Records from a data source
────────
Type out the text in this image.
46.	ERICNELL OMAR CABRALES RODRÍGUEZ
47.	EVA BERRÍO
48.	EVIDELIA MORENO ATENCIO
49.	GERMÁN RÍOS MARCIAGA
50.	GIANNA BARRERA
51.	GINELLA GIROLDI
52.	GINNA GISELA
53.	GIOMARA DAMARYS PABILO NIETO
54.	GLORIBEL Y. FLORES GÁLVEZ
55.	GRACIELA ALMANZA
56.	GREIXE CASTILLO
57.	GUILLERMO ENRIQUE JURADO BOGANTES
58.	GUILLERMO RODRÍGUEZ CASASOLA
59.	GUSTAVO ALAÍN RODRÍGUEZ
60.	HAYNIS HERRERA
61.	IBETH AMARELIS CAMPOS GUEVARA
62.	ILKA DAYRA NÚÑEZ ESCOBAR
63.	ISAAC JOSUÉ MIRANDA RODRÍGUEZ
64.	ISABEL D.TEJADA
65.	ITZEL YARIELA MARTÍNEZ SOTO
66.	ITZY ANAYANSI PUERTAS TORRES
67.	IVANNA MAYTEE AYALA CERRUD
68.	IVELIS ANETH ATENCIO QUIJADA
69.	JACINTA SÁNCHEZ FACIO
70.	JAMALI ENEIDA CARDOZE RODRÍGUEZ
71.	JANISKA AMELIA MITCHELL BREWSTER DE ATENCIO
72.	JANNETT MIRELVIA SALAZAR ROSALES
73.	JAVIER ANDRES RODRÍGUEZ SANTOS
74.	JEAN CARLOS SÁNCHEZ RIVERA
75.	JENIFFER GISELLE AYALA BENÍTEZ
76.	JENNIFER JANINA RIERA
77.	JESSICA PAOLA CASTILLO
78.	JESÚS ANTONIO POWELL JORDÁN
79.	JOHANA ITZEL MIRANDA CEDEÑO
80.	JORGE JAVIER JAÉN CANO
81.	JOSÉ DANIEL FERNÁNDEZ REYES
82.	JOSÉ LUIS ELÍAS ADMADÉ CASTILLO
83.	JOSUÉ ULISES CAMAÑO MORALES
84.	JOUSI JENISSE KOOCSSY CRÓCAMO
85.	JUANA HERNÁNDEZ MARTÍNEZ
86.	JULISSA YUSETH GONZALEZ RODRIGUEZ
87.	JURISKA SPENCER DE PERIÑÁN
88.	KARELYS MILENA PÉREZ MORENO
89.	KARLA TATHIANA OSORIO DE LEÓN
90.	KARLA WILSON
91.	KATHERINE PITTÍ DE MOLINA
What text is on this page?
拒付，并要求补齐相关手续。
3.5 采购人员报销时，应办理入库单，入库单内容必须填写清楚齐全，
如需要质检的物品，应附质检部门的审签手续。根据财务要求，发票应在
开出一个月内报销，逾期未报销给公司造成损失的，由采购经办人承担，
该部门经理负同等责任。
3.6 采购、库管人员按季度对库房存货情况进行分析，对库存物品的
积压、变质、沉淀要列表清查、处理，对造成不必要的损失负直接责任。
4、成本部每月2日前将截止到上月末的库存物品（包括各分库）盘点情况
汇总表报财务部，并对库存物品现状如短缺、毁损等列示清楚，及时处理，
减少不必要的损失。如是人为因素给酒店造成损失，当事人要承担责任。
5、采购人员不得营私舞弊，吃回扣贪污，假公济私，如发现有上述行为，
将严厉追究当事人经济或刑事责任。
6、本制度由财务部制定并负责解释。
────────
The records are above. How many lines in them contain the word "JOSÉ"? Give the number alone.

2